#### MATERIAL PROVIDED ####
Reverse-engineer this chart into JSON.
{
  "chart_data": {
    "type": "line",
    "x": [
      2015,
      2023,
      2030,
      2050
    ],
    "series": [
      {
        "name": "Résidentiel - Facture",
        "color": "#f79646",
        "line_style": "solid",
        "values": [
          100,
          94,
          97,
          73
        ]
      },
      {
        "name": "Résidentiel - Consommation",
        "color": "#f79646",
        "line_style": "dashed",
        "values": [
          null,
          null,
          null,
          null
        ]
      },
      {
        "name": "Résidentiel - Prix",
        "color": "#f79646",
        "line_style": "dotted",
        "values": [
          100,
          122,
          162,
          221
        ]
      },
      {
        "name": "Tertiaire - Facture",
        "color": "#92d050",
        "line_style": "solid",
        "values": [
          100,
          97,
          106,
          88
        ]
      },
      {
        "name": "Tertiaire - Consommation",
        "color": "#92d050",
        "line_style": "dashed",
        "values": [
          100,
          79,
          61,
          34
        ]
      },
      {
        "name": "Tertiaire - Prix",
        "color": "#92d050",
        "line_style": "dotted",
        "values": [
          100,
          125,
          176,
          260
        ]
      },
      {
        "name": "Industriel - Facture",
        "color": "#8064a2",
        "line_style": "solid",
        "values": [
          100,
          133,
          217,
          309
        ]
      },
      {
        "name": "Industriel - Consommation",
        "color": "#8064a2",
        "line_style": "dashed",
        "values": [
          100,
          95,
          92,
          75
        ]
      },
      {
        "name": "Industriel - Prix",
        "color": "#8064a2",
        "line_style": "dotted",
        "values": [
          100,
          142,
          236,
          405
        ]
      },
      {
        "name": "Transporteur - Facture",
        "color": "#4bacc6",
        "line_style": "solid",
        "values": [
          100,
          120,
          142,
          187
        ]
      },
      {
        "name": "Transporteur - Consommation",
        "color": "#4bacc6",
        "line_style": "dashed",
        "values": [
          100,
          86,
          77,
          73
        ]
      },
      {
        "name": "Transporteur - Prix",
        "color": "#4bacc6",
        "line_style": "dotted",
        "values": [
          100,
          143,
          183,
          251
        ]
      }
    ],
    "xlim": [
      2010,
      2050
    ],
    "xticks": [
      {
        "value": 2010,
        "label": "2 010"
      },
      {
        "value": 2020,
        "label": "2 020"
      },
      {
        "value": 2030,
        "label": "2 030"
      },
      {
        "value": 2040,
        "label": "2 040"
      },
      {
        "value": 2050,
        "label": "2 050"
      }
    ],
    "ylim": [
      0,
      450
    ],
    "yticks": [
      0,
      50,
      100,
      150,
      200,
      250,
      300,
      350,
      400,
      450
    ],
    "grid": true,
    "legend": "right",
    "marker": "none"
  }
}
####
PROBLEM REQUIREMENTS: Each record above must be given again exactly.

RESULT FOR THIS TASK:
Reverse-engineer this chart into JSON.
{
  "chart_data": {
    "type": "line",
    "x": [
      2015,
      2023,
      2030,
      2050
    ],
    "series": [
      {
        "name": "Résidentiel - Facture",
        "color": "#f79646",
        "line_style": "solid",
        "values": [
          100,
          94,
          97,
          73
        ]
      },
      {
        "name": "Résidentiel - Consommation",
        "color": "#f79646",
        "line_style": "dashed",
        "values": [
          null,
          null,
          null,
          null
        ]
      },
      {
        "name": "Résidentiel - Prix",
        "color": "#f79646",
        "line_style": "dotted",
        "values": [
          100,
          122,
          162,
          221
        ]
      },
      {
        "name": "Tertiaire - Facture",
        "color": "#92d050",
        "line_style": "solid",
        "values": [
          100,
          97,
          106,
          88
        ]
      },
      {
        "name": "Tertiaire - Consommation",
        "color": "#92d050",
        "line_style": "dashed",
        "values": [
          100,
          79,
          61,
          34
        ]
      },
      {
        "name": "Tertiaire - Prix",
        "color": "#92d050",
        "line_style": "dotted",
        "values": [
          100,
          125,
          176,
          260
        ]
      },
      {
        "name": "Industriel - Facture",
        "color": "#8064a2",
        "line_style": "solid",
        "values": [
          100,
          133,
          217,
          309
        ]
      },
      {
        "name": "Industriel - Consommation",
        "color": "#8064a2",
        "line_style": "dashed",
        "values": [
          100,
          95,
          92,
          75
        ]
      },
      {
        "name": "Industriel - Prix",
        "color": "#8064a2",
        "line_style": "dotted",
        "values": [
          100,
          142,
          236,
          405
        ]
      },
      {
        "name": "Transporteur - Facture",
        "color": "#4bacc6",
        "line_style": "solid",
        "values": [
          100,
          120,
          142,
          187
        ]
      },
      {
        "name": "Transporteur - Consommation",
        "color": "#4bacc6",
        "line_style": "dashed",
        "values": [
          100,
          86,
          77,
          73
        ]
      },
      {
        "name": "Transporteur - Prix",
        "color": "#4bacc6",
        "line_style": "dotted",
        "values": [
          100,
          143,
          183,
          251
        ]
      }
    ],
    "xlim": [
      2010,
      2050
    ],
    "xticks": [
      {
        "value": 2010,
        "label": "2 010"
      },
      {
        "value": 2020,
        "label": "2 020"
      },
      {
        "value": 2030,
        "label": "2 030"
      },
      {
        "value": 2040,
        "label": "2 040"
      },
      {
        "value": 2050,
        "label": "2 050"
      }
    ],
    "ylim": [
      0,
      450
    ],
    "yticks": [
      0,
      50,
      100,
      150,
      200,
      250,
      300,
      350,
      400,
      450
    ],
    "grid": true,
    "legend": "right",
    "marker": "none"
  }
}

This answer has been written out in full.